> [WHAT IS BEING ASKED] Copy out all the lines where "screenshot" shows up.

> [INFORMATION SUPPLIED]
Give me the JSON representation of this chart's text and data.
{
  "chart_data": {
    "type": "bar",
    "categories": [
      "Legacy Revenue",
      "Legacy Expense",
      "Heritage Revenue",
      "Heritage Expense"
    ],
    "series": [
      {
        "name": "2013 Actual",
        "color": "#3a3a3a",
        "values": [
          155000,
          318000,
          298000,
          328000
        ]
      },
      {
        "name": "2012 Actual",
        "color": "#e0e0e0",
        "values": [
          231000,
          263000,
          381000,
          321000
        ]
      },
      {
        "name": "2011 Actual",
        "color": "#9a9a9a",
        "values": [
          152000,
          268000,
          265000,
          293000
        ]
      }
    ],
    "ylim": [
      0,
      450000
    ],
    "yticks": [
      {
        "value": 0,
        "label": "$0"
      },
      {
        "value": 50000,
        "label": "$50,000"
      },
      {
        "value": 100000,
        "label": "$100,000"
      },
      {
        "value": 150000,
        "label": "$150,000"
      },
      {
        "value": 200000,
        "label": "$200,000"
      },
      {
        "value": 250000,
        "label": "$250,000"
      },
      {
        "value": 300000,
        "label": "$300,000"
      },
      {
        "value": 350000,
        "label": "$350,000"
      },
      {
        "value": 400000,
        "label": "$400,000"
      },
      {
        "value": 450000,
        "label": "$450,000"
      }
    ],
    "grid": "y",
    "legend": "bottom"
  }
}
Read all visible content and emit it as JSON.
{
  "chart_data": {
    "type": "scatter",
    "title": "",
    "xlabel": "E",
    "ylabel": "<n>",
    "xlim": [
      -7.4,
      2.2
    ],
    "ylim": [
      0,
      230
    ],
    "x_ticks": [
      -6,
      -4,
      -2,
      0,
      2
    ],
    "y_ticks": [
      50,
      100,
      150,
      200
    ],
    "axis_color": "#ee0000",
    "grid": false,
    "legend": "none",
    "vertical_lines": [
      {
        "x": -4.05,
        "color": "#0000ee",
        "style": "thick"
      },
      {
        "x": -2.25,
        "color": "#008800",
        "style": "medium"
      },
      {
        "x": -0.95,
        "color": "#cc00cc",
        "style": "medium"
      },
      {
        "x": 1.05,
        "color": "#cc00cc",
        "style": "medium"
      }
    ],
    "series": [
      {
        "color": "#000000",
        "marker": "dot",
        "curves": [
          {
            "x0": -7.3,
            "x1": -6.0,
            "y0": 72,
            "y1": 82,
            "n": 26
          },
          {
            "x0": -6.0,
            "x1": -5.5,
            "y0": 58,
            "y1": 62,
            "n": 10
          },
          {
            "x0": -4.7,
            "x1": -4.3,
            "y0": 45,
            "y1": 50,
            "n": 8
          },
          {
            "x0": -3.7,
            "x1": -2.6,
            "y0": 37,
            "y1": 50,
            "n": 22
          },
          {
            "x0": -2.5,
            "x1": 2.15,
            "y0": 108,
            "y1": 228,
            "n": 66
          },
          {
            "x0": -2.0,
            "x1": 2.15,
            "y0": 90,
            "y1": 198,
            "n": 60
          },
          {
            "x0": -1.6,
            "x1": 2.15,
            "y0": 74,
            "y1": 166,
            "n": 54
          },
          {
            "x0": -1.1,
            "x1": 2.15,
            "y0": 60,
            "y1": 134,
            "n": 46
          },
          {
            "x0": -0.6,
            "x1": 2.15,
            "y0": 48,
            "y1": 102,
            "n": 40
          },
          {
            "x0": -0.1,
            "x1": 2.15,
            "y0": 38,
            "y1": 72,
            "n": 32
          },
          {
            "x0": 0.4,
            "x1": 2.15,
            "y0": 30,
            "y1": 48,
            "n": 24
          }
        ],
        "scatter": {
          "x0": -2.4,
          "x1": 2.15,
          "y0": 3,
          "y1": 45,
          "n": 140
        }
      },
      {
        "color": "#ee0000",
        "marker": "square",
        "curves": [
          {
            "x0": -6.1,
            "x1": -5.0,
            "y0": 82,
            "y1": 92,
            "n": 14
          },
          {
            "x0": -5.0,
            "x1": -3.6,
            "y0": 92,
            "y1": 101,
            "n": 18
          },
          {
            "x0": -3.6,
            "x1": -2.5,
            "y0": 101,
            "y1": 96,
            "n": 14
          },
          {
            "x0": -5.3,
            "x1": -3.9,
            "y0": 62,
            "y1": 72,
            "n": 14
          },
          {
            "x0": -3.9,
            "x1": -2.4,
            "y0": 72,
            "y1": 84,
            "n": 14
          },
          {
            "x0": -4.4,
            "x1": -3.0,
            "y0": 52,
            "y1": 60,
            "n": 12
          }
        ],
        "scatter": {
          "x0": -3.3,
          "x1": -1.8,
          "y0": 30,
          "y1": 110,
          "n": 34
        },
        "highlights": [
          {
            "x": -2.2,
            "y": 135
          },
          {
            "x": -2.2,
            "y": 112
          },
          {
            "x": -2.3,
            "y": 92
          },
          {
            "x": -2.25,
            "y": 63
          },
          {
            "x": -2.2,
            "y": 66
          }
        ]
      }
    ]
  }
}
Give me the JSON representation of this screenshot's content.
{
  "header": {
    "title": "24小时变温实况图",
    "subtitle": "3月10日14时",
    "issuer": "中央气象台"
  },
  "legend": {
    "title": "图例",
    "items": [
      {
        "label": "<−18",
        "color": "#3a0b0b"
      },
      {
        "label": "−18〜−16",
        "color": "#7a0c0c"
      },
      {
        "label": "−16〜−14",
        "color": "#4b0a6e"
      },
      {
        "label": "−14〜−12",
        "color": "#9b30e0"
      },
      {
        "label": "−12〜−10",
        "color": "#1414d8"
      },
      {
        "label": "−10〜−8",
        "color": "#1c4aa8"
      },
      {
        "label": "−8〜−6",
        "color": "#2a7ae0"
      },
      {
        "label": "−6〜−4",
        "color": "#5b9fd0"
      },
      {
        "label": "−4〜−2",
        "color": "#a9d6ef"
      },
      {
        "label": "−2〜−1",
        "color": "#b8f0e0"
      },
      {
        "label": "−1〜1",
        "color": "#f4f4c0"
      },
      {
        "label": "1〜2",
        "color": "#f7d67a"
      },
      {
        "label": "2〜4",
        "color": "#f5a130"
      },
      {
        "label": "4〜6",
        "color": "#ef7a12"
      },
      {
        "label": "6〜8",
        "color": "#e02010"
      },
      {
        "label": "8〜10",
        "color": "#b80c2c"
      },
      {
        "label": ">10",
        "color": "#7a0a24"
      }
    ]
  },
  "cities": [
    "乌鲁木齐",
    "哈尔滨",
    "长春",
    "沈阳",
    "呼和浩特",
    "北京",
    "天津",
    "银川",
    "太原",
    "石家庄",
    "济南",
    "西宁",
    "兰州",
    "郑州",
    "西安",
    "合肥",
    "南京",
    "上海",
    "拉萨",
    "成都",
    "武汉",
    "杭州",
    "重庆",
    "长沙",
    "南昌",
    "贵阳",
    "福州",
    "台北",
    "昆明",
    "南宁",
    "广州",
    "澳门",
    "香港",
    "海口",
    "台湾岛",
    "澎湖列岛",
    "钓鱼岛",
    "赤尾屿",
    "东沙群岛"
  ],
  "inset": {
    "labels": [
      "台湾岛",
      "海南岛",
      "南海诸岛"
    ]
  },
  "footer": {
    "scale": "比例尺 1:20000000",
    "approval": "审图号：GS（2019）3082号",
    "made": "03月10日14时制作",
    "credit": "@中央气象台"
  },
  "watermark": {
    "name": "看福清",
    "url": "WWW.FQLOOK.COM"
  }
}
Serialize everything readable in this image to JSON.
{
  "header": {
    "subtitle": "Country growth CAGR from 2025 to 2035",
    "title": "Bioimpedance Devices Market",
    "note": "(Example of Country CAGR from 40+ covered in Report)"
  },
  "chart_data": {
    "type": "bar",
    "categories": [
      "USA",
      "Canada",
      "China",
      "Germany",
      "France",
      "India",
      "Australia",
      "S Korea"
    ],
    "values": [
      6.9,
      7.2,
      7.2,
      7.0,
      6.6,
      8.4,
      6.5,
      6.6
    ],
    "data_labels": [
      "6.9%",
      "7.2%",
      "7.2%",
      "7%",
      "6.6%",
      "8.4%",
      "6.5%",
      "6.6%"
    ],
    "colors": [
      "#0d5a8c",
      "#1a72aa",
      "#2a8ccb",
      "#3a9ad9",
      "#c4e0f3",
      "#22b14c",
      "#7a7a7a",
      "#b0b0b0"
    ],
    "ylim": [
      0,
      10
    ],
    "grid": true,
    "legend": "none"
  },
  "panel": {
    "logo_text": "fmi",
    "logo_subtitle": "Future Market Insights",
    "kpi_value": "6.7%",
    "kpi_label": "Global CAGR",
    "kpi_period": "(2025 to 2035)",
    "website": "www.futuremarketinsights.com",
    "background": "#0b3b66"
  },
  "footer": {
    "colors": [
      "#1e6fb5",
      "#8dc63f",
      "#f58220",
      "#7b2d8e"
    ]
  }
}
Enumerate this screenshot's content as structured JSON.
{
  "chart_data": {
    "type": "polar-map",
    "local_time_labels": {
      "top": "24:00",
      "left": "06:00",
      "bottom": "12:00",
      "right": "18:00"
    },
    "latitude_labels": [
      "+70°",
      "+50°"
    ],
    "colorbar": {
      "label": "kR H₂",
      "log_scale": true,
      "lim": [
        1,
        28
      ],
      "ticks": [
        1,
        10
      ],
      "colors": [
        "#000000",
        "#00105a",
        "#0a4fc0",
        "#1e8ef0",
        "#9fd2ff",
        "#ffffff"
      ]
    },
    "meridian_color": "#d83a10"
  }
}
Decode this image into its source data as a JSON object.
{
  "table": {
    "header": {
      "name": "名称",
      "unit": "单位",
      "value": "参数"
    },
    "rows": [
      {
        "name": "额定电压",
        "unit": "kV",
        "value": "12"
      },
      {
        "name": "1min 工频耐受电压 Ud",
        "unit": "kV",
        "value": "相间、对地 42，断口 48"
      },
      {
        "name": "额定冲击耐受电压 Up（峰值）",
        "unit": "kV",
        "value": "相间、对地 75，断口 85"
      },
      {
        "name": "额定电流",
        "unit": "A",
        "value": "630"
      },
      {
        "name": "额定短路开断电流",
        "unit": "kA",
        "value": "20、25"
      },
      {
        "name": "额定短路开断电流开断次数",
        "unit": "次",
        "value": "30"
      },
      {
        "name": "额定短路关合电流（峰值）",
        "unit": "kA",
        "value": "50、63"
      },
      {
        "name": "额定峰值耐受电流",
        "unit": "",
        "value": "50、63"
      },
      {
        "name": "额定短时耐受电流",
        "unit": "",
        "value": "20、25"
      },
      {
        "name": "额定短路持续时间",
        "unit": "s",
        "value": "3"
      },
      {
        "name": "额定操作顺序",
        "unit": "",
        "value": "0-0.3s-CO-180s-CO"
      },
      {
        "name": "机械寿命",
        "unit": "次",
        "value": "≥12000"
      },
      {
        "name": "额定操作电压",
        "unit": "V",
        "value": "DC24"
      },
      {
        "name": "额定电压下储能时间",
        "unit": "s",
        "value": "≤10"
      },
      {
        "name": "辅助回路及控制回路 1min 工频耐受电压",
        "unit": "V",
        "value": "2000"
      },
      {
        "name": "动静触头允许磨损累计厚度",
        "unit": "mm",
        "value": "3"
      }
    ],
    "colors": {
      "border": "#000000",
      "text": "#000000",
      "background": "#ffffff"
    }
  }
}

> [THE SOLUTION]
Give me the JSON representation of this screenshot's content.
Enumerate this screenshot's content as structured JSON.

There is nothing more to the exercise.